== Exercise task ==
Transcribe all the records exactly and omit any images they hold.

****************

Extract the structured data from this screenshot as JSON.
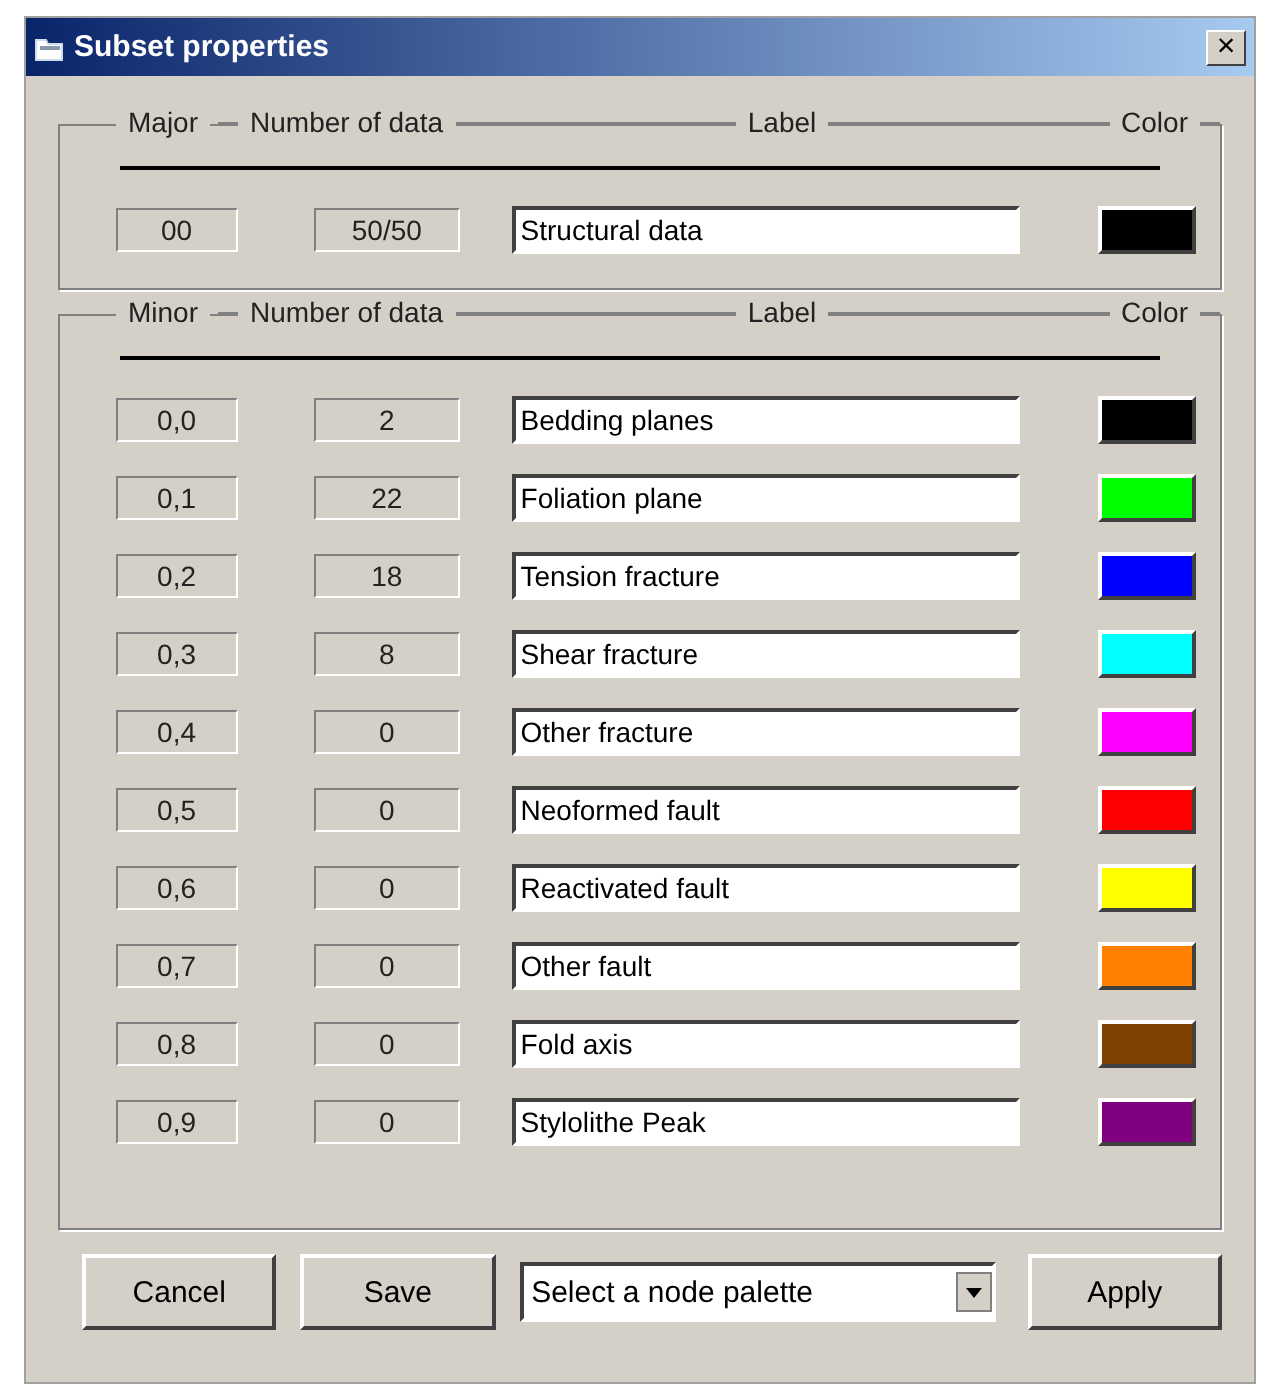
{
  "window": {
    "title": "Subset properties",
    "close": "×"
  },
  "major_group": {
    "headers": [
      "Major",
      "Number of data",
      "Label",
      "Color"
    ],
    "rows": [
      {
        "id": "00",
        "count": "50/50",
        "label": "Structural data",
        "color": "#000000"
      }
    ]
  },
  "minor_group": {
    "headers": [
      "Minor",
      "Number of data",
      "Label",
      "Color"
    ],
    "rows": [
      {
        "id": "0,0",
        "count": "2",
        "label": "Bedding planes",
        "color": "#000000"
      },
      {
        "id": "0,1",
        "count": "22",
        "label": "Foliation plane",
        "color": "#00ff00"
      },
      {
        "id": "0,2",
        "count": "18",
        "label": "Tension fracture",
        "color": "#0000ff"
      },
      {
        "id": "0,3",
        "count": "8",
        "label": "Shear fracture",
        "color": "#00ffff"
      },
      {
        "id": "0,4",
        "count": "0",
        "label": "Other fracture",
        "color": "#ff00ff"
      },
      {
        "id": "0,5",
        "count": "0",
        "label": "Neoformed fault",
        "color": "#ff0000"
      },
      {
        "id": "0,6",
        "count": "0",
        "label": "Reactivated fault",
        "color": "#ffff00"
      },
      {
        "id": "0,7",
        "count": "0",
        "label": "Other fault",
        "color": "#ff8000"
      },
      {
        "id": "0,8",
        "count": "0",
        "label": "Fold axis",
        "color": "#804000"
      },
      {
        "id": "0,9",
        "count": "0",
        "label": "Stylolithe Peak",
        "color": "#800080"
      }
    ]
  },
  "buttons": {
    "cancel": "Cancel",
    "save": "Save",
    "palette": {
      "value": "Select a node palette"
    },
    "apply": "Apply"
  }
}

****************

== Correct answer ==
Extract the structured data from this screenshot as JSON.
{
  "window": {
    "title": "Subset properties",
    "close": "×"
  },
  "major_group": {
    "headers": [
      "Major",
      "Number of data",
      "Label",
      "Color"
    ],
    "rows": [
      {
        "id": "00",
        "count": "50/50",
        "label": "Structural data",
        "color": "#000000"
      }
    ]
  },
  "minor_group": {
    "headers": [
      "Minor",
      "Number of data",
      "Label",
      "Color"
    ],
    "rows": [
      {
        "id": "0,0",
        "count": "2",
        "label": "Bedding planes",
        "color": "#000000"
      },
      {
        "id": "0,1",
        "count": "22",
        "label": "Foliation plane",
        "color": "#00ff00"
      },
      {
        "id": "0,2",
        "count": "18",
        "label": "Tension fracture",
        "color": "#0000ff"
      },
      {
        "id": "0,3",
        "count": "8",
        "label": "Shear fracture",
        "color": "#00ffff"
      },
      {
        "id": "0,4",
        "count": "0",
        "label": "Other fracture",
        "color": "#ff00ff"
      },
      {
        "id": "0,5",
        "count": "0",
        "label": "Neoformed fault",
        "color": "#ff0000"
      },
      {
        "id": "0,6",
        "count": "0",
        "label": "Reactivated fault",
        "color": "#ffff00"
      },
      {
        "id": "0,7",
        "count": "0",
        "label": "Other fault",
        "color": "#ff8000"
      },
      {
        "id": "0,8",
        "count": "0",
        "label": "Fold axis",
        "color": "#804000"
      },
      {
        "id": "0,9",
        "count": "0",
        "label": "Stylolithe Peak",
        "color": "#800080"
      }
    ]
  },
  "buttons": {
    "cancel": "Cancel",
    "save": "Save",
    "palette": {
      "value": "Select a node palette"
    },
    "apply": "Apply"
  }
}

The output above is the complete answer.